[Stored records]
===============
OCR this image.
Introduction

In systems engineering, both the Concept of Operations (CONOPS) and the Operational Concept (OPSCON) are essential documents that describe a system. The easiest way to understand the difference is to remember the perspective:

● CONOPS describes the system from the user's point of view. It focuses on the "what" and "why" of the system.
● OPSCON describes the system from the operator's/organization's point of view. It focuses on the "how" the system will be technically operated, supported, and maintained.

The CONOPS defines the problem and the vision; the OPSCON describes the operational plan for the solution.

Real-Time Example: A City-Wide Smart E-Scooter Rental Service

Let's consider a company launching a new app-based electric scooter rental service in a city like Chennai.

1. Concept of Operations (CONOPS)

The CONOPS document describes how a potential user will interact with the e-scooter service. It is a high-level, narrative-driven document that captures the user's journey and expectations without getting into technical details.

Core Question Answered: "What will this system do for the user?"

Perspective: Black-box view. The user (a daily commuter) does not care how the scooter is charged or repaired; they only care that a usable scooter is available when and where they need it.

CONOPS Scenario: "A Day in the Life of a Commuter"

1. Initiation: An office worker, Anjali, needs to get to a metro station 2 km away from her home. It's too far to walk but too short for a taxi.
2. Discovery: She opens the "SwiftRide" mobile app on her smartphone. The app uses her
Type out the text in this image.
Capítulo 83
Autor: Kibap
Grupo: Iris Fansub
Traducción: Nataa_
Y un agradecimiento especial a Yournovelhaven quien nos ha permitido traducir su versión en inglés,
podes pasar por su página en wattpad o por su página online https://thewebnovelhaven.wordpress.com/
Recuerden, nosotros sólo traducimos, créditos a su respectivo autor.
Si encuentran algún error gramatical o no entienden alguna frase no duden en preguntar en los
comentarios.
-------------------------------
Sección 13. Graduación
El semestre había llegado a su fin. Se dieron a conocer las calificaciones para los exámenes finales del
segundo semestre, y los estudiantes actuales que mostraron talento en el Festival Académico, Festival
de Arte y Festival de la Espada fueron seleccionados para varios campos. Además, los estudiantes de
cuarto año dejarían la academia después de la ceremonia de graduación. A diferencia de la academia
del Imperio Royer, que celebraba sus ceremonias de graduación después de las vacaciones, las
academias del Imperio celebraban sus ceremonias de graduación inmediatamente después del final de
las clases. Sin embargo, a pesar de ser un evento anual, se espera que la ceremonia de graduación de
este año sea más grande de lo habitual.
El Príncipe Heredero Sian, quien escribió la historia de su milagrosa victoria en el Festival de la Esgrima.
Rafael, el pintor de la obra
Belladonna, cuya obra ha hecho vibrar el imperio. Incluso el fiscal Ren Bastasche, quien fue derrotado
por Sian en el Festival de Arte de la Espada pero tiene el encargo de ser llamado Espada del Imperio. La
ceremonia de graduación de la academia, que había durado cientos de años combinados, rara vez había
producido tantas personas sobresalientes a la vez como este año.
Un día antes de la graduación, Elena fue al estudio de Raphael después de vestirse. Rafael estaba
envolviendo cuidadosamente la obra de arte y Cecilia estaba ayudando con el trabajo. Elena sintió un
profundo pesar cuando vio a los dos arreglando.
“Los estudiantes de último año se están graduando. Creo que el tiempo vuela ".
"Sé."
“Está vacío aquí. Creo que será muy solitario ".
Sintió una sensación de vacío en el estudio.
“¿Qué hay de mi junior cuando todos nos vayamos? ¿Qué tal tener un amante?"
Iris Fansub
===============
§ REQUIRED TASK: Of the lines above, how many include the word "Rafael"? Reply with the number alone.

§ RESPONSE: 2